◆ DIRECTION ◆
Restate the data word for word and leave the images out.

Figure dataset records

§ §

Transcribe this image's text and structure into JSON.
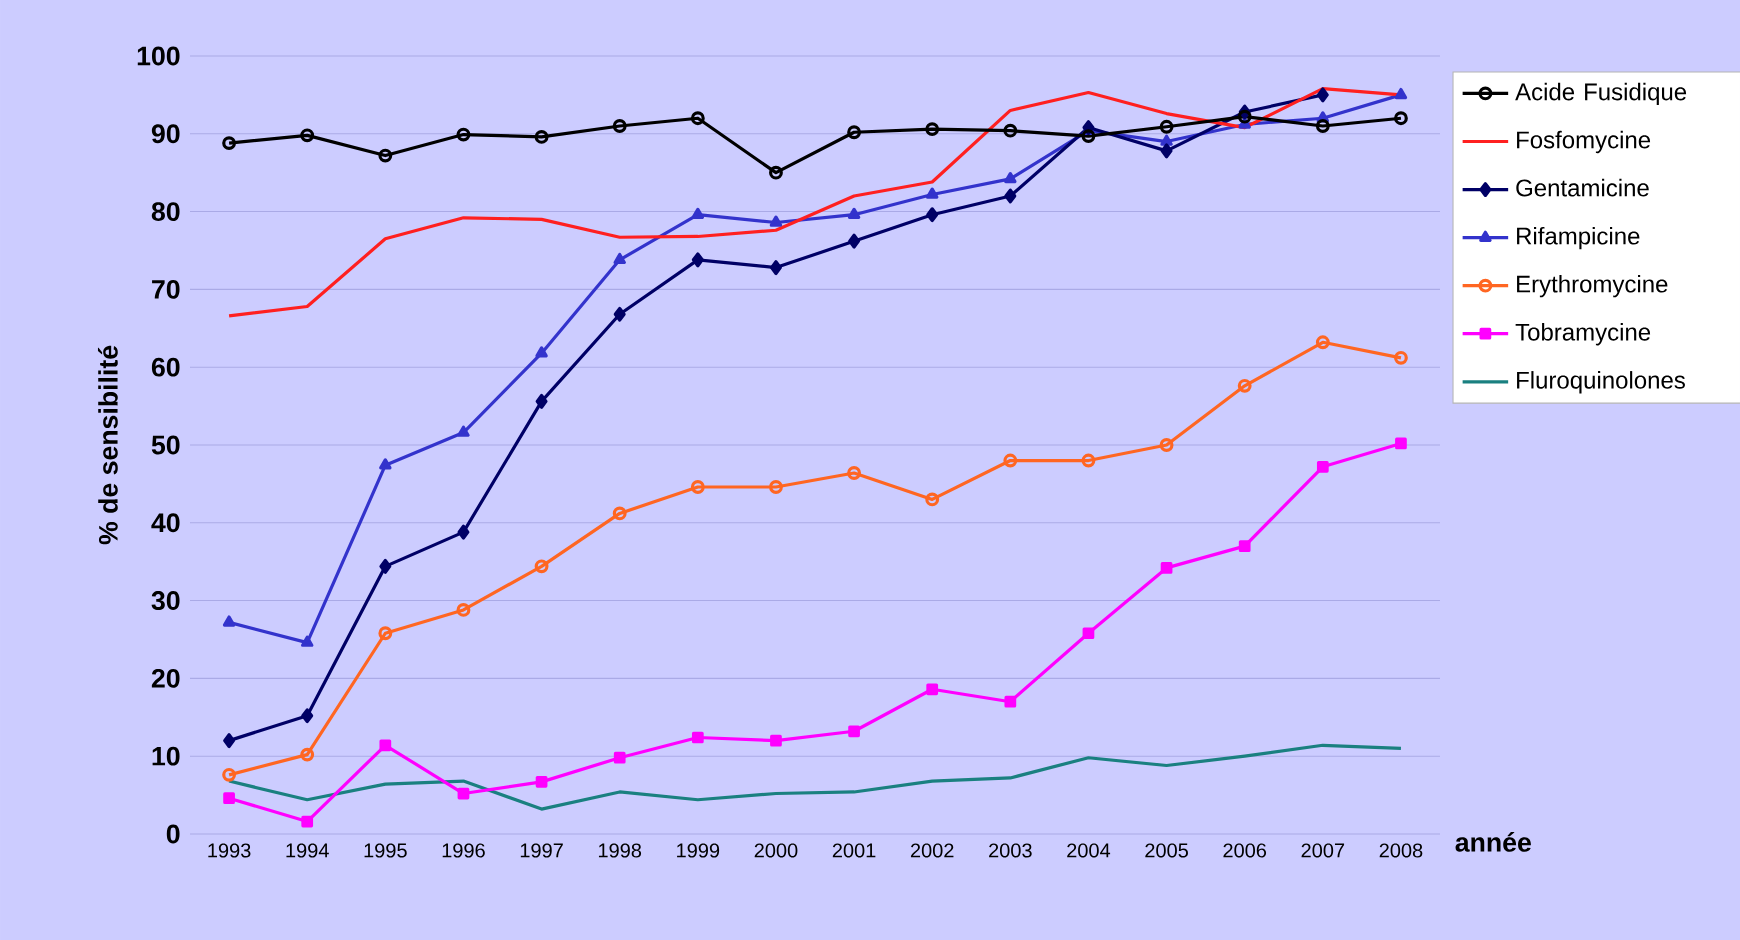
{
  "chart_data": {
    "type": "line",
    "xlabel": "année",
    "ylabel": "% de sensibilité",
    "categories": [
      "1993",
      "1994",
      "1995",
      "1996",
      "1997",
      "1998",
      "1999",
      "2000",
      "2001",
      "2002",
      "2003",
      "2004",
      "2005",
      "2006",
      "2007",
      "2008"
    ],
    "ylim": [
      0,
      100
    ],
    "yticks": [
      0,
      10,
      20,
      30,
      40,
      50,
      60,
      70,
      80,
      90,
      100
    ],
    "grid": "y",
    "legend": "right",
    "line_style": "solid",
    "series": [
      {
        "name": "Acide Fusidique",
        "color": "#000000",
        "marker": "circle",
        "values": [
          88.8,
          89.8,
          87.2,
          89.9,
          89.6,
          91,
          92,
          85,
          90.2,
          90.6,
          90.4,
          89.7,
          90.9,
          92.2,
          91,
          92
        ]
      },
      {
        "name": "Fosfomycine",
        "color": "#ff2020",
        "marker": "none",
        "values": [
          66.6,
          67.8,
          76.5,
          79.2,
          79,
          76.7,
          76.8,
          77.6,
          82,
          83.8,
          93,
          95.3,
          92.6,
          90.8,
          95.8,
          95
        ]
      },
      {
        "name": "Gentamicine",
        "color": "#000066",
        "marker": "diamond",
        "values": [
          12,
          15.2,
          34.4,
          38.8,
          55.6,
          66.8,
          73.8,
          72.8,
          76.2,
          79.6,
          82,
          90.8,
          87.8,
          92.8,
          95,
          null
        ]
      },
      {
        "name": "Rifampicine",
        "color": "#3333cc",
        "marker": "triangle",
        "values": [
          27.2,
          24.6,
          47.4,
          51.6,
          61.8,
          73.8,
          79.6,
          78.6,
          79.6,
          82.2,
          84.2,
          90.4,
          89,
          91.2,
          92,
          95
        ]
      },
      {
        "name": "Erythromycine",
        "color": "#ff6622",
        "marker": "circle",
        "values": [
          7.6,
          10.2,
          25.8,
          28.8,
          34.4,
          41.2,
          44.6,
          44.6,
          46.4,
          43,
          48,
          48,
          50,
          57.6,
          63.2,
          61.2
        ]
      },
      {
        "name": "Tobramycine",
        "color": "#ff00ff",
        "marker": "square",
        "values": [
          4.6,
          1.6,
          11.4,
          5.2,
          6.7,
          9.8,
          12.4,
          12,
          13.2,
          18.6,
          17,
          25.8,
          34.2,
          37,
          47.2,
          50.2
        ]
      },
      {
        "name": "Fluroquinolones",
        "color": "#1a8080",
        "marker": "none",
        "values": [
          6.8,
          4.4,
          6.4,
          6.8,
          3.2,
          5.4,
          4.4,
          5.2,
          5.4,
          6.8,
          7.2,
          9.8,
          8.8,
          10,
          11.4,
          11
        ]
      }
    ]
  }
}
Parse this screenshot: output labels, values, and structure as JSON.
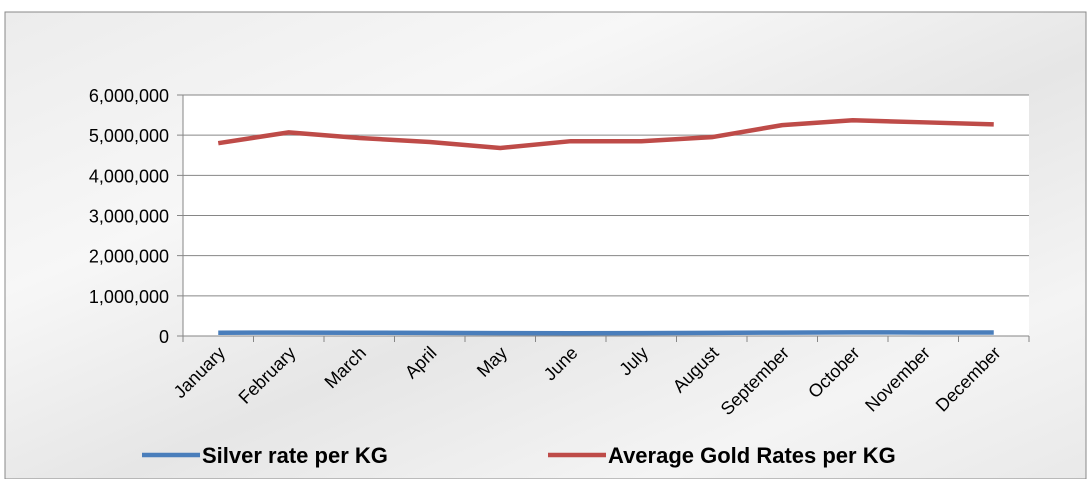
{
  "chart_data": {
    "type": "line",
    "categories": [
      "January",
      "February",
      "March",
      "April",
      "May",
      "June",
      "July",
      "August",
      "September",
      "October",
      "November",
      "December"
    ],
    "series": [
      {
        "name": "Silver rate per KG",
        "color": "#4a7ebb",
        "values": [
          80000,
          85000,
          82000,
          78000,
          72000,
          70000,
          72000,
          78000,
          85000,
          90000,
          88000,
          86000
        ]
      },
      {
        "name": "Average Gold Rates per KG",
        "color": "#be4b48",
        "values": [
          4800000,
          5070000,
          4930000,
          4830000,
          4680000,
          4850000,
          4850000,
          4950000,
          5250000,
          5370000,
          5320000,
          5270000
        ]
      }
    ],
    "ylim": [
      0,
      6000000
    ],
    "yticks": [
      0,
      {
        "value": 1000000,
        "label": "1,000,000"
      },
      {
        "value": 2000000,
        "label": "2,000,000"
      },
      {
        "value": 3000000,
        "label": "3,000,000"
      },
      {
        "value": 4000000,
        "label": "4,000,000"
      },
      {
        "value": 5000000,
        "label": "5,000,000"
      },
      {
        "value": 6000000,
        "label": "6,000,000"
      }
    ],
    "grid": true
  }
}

§ §

◆ THE COMPLETED TASK ◆
Transcribe this image's text and structure into JSON.
{
  "chart_data": {
    "type": "line",
    "xlabel": "année",
    "ylabel": "% de sensibilité",
    "categories": [
      "1993",
      "1994",
      "1995",
      "1996",
      "1997",
      "1998",
      "1999",
      "2000",
      "2001",
      "2002",
      "2003",
      "2004",
      "2005",
      "2006",
      "2007",
      "2008"
    ],
    "ylim": [
      0,
      100
    ],
    "yticks": [
      0,
      10,
      20,
      30,
      40,
      50,
      60,
      70,
      80,
      90,
      100
    ],
    "grid": "y",
    "legend": "right",
    "line_style": "solid",
    "series": [
      {
        "name": "Acide Fusidique",
        "color": "#000000",
        "marker": "circle",
        "values": [
          88.8,
          89.8,
          87.2,
          89.9,
          89.6,
          91,
          92,
          85,
          90.2,
          90.6,
          90.4,
          89.7,
          90.9,
          92.2,
          91,
          92
        ]
      },
      {
        "name": "Fosfomycine",
        "color": "#ff2020",
        "marker": "none",
        "values": [
          66.6,
          67.8,
          76.5,
          79.2,
          79,
          76.7,
          76.8,
          77.6,
          82,
          83.8,
          93,
          95.3,
          92.6,
          90.8,
          95.8,
          95
        ]
      },
      {
        "name": "Gentamicine",
        "color": "#000066",
        "marker": "diamond",
        "values": [
          12,
          15.2,
          34.4,
          38.8,
          55.6,
          66.8,
          73.8,
          72.8,
          76.2,
          79.6,
          82,
          90.8,
          87.8,
          92.8,
          95,
          null
        ]
      },
      {
        "name": "Rifampicine",
        "color": "#3333cc",
        "marker": "triangle",
        "values": [
          27.2,
          24.6,
          47.4,
          51.6,
          61.8,
          73.8,
          79.6,
          78.6,
          79.6,
          82.2,
          84.2,
          90.4,
          89,
          91.2,
          92,
          95
        ]
      },
      {
        "name": "Erythromycine",
        "color": "#ff6622",
        "marker": "circle",
        "values": [
          7.6,
          10.2,
          25.8,
          28.8,
          34.4,
          41.2,
          44.6,
          44.6,
          46.4,
          43,
          48,
          48,
          50,
          57.6,
          63.2,
          61.2
        ]
      },
      {
        "name": "Tobramycine",
        "color": "#ff00ff",
        "marker": "square",
        "values": [
          4.6,
          1.6,
          11.4,
          5.2,
          6.7,
          9.8,
          12.4,
          12,
          13.2,
          18.6,
          17,
          25.8,
          34.2,
          37,
          47.2,
          50.2
        ]
      },
      {
        "name": "Fluroquinolones",
        "color": "#1a8080",
        "marker": "none",
        "values": [
          6.8,
          4.4,
          6.4,
          6.8,
          3.2,
          5.4,
          4.4,
          5.2,
          5.4,
          6.8,
          7.2,
          9.8,
          8.8,
          10,
          11.4,
          11
        ]
      }
    ]
  }
}
Parse this screenshot: output labels, values, and structure as JSON.
{
  "chart_data": {
    "type": "line",
    "categories": [
      "January",
      "February",
      "March",
      "April",
      "May",
      "June",
      "July",
      "August",
      "September",
      "October",
      "November",
      "December"
    ],
    "series": [
      {
        "name": "Silver rate per KG",
        "color": "#4a7ebb",
        "values": [
          80000,
          85000,
          82000,
          78000,
          72000,
          70000,
          72000,
          78000,
          85000,
          90000,
          88000,
          86000
        ]
      },
      {
        "name": "Average Gold Rates per KG",
        "color": "#be4b48",
        "values": [
          4800000,
          5070000,
          4930000,
          4830000,
          4680000,
          4850000,
          4850000,
          4950000,
          5250000,
          5370000,
          5320000,
          5270000
        ]
      }
    ],
    "ylim": [
      0,
      6000000
    ],
    "yticks": [
      0,
      {
        "value": 1000000,
        "label": "1,000,000"
      },
      {
        "value": 2000000,
        "label": "2,000,000"
      },
      {
        "value": 3000000,
        "label": "3,000,000"
      },
      {
        "value": 4000000,
        "label": "4,000,000"
      },
      {
        "value": 5000000,
        "label": "5,000,000"
      },
      {
        "value": 6000000,
        "label": "6,000,000"
      }
    ],
    "grid": true
  }
}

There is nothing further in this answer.